Going through the material below, please gather all lines with the word "avatar" in them.
━━━━━━━━━━━━━━━━
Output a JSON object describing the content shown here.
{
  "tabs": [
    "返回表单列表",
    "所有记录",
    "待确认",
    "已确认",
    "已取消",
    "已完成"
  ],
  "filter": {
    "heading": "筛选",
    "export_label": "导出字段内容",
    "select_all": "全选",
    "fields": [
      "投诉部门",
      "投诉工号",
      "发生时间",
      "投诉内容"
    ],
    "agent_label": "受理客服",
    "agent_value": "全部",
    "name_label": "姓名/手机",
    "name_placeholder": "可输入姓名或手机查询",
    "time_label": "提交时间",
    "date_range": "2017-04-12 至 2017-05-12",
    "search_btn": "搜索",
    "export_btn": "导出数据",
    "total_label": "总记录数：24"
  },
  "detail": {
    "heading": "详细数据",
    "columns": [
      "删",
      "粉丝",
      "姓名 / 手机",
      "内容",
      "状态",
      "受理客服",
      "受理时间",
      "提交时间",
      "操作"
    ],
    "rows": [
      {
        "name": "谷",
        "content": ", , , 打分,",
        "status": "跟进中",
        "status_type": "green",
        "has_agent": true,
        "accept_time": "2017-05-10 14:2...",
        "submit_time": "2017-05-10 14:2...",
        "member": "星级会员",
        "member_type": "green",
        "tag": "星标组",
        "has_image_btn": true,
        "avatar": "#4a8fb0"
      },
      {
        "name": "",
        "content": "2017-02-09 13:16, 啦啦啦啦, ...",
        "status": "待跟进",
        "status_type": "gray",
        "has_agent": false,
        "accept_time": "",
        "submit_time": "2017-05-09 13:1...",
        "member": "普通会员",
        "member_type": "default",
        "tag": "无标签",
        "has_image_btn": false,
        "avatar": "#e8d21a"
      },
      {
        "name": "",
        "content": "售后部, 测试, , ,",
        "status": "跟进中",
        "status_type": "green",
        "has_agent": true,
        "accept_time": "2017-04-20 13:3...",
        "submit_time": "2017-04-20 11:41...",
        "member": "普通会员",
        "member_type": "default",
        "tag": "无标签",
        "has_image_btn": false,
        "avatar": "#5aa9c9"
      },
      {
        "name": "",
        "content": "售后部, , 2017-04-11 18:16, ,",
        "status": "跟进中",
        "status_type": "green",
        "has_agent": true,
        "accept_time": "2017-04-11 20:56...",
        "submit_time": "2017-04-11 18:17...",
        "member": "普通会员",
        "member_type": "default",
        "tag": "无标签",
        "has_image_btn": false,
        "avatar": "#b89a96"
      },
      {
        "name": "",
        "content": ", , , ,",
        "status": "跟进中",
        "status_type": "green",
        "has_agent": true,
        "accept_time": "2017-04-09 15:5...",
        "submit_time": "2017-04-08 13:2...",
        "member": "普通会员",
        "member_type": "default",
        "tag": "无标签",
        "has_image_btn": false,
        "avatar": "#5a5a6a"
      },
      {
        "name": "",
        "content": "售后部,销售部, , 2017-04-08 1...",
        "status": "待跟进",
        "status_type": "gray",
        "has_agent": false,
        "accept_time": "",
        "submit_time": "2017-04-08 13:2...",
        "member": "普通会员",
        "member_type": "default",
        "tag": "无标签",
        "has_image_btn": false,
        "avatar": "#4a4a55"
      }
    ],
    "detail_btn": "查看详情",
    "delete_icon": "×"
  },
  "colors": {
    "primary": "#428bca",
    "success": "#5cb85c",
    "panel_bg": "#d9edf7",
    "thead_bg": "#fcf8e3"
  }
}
━━━━━━━━━━━━━━━━
*SOLVED PROBLEM*:
        "avatar": "#4a8fb0"
        "avatar": "#e8d21a"
        "avatar": "#5aa9c9"
        "avatar": "#b89a96"
        "avatar": "#5a5a6a"
        "avatar": "#4a4a55"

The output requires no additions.